* [Exercise inputs]
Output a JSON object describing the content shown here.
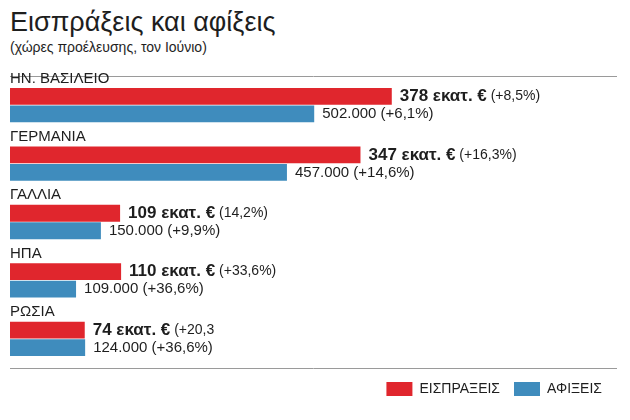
{
  "chart_data": {
    "type": "bar",
    "orientation": "horizontal",
    "title": "Εισπράξεις και αφίξεις",
    "subtitle": "(χώρες προέλευσης, τον Ιούνιο)",
    "categories": [
      "ΗΝ. ΒΑΣΙΛΕΙΟ",
      "ΓΕΡΜΑΝΙΑ",
      "ΓΑΛΛΙΑ",
      "ΗΠΑ",
      "ΡΩΣΙΑ"
    ],
    "series": [
      {
        "name": "ΕΙΣΠΡΑΞΕΙΣ",
        "color": "#e0262d",
        "values": [
          378,
          347,
          109,
          110,
          74
        ],
        "value_labels": [
          "378 εκατ. € (+8,5%)",
          "347 εκατ. € (+16,3%)",
          "109 εκατ. € (14,2%)",
          "110 εκατ. € (+33,6%)",
          "74 εκατ. € (+20,3"
        ]
      },
      {
        "name": "ΑΦΙΞΕΙΣ",
        "color": "#3f8cbd",
        "axis": "y2",
        "values": [
          502000,
          457000,
          150000,
          109000,
          124000
        ],
        "value_labels": [
          "502.000 (+6,1%)",
          "457.000 (+14,6%)",
          "150.000 (+9,9%)",
          "109.000 (+36,6%)",
          "124.000 (+36,6%)"
        ]
      }
    ],
    "ylim": [
      0,
      600
    ],
    "y2lim": [
      0,
      1000000
    ],
    "data_labels": true,
    "legend": "bottom-right",
    "grid": false
  }
}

* [Set exercise] Pictures appear in the records above. Output everything except them, exactly.

* [Task answer]
Output a JSON object describing the content shown here.
{
  "chart_data": {
    "type": "bar",
    "orientation": "horizontal",
    "title": "Εισπράξεις και αφίξεις",
    "subtitle": "(χώρες προέλευσης, τον Ιούνιο)",
    "categories": [
      "ΗΝ. ΒΑΣΙΛΕΙΟ",
      "ΓΕΡΜΑΝΙΑ",
      "ΓΑΛΛΙΑ",
      "ΗΠΑ",
      "ΡΩΣΙΑ"
    ],
    "series": [
      {
        "name": "ΕΙΣΠΡΑΞΕΙΣ",
        "color": "#e0262d",
        "values": [
          378,
          347,
          109,
          110,
          74
        ],
        "value_labels": [
          "378 εκατ. € (+8,5%)",
          "347 εκατ. € (+16,3%)",
          "109 εκατ. € (14,2%)",
          "110 εκατ. € (+33,6%)",
          "74 εκατ. € (+20,3"
        ]
      },
      {
        "name": "ΑΦΙΞΕΙΣ",
        "color": "#3f8cbd",
        "axis": "y2",
        "values": [
          502000,
          457000,
          150000,
          109000,
          124000
        ],
        "value_labels": [
          "502.000 (+6,1%)",
          "457.000 (+14,6%)",
          "150.000 (+9,9%)",
          "109.000 (+36,6%)",
          "124.000 (+36,6%)"
        ]
      }
    ],
    "ylim": [
      0,
      600
    ],
    "y2lim": [
      0,
      1000000
    ],
    "data_labels": true,
    "legend": "bottom-right",
    "grid": false
  }
}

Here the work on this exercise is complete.